Element region listings:

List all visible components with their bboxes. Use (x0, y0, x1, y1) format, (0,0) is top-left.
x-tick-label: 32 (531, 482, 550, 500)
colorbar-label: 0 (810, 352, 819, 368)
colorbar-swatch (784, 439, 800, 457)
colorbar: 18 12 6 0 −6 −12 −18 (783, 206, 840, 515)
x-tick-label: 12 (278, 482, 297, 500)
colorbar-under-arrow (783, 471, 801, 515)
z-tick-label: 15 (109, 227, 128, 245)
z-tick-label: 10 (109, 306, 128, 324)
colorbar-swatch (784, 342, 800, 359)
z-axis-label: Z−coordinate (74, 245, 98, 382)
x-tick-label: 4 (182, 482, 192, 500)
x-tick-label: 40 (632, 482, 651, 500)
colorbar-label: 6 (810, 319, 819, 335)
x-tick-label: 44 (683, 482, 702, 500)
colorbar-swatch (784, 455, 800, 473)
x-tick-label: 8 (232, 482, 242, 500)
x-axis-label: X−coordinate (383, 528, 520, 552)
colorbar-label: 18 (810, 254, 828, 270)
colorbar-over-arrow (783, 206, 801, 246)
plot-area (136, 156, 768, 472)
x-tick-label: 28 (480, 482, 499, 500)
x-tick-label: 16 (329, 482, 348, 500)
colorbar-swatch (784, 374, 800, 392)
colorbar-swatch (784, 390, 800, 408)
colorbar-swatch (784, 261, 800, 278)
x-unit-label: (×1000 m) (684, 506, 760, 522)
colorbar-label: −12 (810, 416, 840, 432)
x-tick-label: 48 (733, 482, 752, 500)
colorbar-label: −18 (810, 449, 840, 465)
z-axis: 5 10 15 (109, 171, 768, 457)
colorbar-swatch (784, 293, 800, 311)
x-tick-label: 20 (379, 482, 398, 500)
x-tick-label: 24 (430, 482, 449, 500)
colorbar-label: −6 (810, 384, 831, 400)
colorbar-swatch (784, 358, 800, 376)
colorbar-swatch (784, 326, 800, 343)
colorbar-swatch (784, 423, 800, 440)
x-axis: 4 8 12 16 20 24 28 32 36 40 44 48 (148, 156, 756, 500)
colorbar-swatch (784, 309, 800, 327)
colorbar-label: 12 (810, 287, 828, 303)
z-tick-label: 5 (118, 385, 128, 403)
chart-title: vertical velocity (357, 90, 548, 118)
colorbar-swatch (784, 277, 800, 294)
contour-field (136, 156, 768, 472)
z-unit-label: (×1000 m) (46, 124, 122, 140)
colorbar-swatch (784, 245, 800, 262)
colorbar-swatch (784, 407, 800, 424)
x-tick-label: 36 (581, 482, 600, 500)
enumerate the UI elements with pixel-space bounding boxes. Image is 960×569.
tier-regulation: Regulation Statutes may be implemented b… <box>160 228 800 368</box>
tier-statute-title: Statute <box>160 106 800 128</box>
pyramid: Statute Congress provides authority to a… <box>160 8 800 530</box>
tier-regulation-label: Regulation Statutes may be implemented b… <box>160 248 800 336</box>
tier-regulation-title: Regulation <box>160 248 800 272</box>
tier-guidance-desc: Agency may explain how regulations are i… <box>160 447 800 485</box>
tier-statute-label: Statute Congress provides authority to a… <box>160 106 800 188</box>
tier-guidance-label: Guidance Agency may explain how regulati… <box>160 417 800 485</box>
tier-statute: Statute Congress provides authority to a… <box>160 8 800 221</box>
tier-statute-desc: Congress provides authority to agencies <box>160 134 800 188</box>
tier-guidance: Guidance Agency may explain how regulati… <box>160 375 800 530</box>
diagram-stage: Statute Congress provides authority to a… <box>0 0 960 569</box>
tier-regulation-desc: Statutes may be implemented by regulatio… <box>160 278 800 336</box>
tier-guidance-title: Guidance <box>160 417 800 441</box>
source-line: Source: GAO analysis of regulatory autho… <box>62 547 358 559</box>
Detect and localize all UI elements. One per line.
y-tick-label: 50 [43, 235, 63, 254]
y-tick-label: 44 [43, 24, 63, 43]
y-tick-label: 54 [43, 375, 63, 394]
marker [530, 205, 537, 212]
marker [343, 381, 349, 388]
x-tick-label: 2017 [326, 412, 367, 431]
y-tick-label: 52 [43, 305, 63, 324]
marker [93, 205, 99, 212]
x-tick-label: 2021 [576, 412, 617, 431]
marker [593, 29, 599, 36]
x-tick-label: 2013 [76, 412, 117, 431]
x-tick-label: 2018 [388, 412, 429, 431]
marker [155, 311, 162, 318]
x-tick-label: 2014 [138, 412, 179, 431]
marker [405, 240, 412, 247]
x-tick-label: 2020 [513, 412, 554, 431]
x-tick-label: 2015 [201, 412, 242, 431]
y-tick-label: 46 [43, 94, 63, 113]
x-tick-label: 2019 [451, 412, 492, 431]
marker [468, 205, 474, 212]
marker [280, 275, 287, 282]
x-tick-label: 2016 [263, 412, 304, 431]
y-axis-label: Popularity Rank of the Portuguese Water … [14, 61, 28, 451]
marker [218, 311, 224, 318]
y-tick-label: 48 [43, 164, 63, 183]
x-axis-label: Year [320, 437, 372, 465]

### [What you should do]
Please locate every row above that contains the string "line" and copy each of those rows in full.

### [Expected answer]
source-line: Source: GAO analysis of regulatory autho… <box>62 547 358 559</box>
Detect and localize all UI elements. One per line.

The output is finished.